> _Exercise directions_: Find each line holding the word "повреждена" and give the number of such lines, nothing else.

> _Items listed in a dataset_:
==================================================
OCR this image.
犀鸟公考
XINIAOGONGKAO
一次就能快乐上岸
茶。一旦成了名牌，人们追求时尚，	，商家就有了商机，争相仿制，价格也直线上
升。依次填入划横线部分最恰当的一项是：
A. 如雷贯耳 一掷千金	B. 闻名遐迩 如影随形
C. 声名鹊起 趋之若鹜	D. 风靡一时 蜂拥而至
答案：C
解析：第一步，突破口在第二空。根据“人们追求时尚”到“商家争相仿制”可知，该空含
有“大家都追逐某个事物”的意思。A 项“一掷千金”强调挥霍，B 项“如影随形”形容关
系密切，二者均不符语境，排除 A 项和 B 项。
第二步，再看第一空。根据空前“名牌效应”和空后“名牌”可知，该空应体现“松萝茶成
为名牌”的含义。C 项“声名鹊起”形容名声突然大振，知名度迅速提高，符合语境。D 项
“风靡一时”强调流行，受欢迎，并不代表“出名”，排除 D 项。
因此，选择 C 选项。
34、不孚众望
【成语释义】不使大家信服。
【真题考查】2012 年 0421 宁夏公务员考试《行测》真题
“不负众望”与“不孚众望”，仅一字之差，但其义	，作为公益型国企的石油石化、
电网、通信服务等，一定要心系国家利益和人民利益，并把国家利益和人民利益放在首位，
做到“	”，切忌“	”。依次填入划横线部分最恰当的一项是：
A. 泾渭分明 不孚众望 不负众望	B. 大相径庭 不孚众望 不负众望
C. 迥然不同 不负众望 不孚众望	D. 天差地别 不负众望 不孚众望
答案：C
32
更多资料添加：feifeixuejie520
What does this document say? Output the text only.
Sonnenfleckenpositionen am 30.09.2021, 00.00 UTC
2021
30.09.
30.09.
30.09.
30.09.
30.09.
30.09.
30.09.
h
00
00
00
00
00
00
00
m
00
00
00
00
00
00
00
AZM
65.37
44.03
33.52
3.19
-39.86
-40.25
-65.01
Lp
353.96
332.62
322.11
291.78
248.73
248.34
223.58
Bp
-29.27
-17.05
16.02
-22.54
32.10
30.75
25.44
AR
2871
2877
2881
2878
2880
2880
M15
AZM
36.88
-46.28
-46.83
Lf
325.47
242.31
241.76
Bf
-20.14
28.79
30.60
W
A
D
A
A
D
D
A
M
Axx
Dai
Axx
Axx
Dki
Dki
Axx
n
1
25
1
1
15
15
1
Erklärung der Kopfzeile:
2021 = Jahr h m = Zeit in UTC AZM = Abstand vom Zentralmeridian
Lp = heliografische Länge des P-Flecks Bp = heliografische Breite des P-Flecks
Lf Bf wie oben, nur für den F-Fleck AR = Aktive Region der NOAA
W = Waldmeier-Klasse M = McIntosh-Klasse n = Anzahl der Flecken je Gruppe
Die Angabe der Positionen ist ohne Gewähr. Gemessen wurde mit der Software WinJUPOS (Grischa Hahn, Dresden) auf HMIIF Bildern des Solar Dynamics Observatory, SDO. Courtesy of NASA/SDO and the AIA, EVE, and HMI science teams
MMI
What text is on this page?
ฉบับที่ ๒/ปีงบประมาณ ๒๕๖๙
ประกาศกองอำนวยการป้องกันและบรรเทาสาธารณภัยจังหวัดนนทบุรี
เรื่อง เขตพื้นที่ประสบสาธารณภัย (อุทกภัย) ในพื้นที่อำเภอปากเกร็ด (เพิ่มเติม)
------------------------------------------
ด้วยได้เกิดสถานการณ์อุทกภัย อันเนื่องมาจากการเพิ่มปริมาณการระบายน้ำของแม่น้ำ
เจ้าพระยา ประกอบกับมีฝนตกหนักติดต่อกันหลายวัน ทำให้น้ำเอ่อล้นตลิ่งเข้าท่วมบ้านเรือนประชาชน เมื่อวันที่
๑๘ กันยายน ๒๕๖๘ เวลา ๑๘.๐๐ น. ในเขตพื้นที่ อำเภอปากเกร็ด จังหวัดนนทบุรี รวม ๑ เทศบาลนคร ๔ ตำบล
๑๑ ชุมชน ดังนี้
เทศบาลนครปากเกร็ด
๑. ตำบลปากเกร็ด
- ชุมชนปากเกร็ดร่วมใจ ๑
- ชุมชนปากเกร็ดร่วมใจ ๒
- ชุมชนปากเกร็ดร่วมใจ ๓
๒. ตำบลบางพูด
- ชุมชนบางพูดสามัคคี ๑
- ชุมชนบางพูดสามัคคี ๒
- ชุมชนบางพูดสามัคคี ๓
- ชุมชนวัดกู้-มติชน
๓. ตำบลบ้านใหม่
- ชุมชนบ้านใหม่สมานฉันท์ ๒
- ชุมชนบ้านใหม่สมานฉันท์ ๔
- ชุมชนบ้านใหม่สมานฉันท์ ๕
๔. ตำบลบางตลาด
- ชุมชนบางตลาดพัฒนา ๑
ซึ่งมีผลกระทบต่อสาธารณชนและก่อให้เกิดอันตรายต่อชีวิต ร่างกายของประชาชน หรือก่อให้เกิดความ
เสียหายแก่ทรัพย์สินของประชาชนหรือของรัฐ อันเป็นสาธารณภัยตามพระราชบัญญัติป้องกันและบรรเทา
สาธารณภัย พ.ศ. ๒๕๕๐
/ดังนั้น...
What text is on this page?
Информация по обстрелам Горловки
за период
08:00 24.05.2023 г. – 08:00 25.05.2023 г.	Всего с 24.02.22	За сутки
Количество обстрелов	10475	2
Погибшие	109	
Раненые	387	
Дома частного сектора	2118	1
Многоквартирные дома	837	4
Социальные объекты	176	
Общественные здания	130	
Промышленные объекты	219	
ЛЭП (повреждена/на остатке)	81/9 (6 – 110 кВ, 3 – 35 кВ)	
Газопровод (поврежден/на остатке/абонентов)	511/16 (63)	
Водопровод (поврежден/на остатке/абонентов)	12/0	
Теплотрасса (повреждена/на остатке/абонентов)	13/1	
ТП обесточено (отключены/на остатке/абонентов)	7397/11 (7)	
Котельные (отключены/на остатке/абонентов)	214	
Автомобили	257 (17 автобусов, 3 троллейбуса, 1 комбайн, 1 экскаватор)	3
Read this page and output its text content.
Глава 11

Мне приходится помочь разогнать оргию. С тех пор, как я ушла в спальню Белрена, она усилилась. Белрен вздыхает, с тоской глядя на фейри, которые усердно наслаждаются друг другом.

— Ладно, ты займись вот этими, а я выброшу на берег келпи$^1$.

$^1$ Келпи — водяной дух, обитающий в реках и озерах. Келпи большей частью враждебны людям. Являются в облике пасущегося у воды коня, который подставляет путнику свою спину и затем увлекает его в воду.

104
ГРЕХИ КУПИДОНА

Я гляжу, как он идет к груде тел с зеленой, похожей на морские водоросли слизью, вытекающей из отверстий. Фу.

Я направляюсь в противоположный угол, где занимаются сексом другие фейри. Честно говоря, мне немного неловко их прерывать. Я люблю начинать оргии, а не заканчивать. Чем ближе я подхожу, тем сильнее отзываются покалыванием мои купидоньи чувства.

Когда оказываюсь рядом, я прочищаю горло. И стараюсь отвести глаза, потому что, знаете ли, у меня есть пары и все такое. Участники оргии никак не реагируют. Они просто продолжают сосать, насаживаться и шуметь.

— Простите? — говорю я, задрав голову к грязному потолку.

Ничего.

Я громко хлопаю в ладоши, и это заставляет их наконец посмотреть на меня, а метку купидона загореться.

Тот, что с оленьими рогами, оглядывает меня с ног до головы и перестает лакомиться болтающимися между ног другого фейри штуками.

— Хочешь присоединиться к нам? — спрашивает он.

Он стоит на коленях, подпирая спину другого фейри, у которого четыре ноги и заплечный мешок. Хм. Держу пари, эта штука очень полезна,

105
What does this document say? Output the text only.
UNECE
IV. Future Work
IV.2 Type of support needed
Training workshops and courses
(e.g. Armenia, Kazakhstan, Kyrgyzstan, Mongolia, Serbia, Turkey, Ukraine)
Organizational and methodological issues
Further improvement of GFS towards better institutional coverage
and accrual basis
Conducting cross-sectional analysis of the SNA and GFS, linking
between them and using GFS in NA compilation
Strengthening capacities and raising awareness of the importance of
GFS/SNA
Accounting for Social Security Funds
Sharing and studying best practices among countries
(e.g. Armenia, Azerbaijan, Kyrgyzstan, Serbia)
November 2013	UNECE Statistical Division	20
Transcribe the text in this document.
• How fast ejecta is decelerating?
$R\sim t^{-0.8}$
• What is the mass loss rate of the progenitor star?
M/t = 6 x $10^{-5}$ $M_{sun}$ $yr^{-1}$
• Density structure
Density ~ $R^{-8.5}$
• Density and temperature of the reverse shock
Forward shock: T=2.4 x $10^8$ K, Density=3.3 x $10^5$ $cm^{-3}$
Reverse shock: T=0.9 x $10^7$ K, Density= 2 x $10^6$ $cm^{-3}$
==================================================
> _Exercise result_: 2